───── Source records ─────
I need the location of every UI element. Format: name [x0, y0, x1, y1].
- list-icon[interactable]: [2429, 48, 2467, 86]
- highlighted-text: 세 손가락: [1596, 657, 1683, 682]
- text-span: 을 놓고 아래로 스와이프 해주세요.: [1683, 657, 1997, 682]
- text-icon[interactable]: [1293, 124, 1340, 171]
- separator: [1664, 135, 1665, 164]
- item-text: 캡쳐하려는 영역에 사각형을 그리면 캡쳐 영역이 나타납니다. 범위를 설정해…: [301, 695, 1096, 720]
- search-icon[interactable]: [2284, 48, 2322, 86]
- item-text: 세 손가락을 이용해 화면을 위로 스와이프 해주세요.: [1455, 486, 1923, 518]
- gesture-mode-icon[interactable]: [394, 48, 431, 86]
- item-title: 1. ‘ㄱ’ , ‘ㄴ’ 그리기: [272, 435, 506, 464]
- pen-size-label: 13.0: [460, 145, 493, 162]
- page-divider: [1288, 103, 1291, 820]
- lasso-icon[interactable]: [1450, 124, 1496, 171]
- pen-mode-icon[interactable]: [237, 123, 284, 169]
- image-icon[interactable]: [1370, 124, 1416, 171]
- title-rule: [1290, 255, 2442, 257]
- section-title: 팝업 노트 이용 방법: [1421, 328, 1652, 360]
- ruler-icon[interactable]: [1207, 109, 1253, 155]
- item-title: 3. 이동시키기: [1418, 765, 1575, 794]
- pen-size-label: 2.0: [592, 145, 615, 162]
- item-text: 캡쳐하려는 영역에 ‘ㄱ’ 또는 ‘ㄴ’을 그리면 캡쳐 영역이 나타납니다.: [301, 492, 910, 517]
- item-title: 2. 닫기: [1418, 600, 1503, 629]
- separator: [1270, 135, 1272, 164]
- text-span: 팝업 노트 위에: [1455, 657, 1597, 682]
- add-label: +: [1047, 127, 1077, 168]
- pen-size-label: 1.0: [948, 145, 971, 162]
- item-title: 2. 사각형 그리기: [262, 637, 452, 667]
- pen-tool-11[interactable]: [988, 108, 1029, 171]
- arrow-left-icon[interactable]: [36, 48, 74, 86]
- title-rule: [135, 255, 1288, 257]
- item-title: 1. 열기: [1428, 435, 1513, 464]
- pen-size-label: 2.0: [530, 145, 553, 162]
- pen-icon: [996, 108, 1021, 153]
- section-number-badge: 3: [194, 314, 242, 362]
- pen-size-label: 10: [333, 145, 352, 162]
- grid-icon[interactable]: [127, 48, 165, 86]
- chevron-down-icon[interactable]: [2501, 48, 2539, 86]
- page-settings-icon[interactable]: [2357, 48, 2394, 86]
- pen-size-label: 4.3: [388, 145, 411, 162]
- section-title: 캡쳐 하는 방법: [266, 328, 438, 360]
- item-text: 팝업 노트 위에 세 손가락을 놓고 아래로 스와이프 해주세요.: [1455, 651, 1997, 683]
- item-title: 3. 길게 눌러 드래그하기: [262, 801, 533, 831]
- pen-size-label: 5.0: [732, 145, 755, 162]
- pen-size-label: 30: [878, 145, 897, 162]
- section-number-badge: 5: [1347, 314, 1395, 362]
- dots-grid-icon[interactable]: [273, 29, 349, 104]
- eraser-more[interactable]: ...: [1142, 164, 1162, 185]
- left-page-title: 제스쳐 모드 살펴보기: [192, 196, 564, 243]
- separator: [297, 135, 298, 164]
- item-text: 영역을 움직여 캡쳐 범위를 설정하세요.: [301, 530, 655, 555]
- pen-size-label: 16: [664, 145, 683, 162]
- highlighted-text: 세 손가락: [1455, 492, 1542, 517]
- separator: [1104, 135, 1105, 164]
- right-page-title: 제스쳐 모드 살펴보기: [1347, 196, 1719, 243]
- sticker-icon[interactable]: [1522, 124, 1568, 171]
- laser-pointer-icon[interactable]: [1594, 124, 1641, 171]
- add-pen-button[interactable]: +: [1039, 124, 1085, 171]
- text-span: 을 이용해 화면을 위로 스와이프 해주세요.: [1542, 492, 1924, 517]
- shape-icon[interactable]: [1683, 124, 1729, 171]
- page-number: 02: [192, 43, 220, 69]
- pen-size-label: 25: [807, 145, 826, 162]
─────
— What you should do —
Give back only the material from its first line through the line containing "- item-title: 3. 이동시키기: [1418, 765, 1575, 794]", inclusive, with each "item-text" substituted by "body-text" and nothing else altered.

— Output of the task —
I need the location of every UI element. Format: name [x0, y0, x1, y1].
- list-icon[interactable]: [2429, 48, 2467, 86]
- highlighted-text: 세 손가락: [1596, 657, 1683, 682]
- text-span: 을 놓고 아래로 스와이프 해주세요.: [1683, 657, 1997, 682]
- text-icon[interactable]: [1293, 124, 1340, 171]
- separator: [1664, 135, 1665, 164]
- body-text: 캡쳐하려는 영역에 사각형을 그리면 캡쳐 영역이 나타납니다. 범위를 설정해…: [301, 695, 1096, 720]
- search-icon[interactable]: [2284, 48, 2322, 86]
- body-text: 세 손가락을 이용해 화면을 위로 스와이프 해주세요.: [1455, 486, 1923, 518]
- gesture-mode-icon[interactable]: [394, 48, 431, 86]
- item-title: 1. ‘ㄱ’ , ‘ㄴ’ 그리기: [272, 435, 506, 464]
- pen-size-label: 13.0: [460, 145, 493, 162]
- page-divider: [1288, 103, 1291, 820]
- lasso-icon[interactable]: [1450, 124, 1496, 171]
- pen-mode-icon[interactable]: [237, 123, 284, 169]
- image-icon[interactable]: [1370, 124, 1416, 171]
- title-rule: [1290, 255, 2442, 257]
- section-title: 팝업 노트 이용 방법: [1421, 328, 1652, 360]
- ruler-icon[interactable]: [1207, 109, 1253, 155]
- item-title: 3. 이동시키기: [1418, 765, 1575, 794]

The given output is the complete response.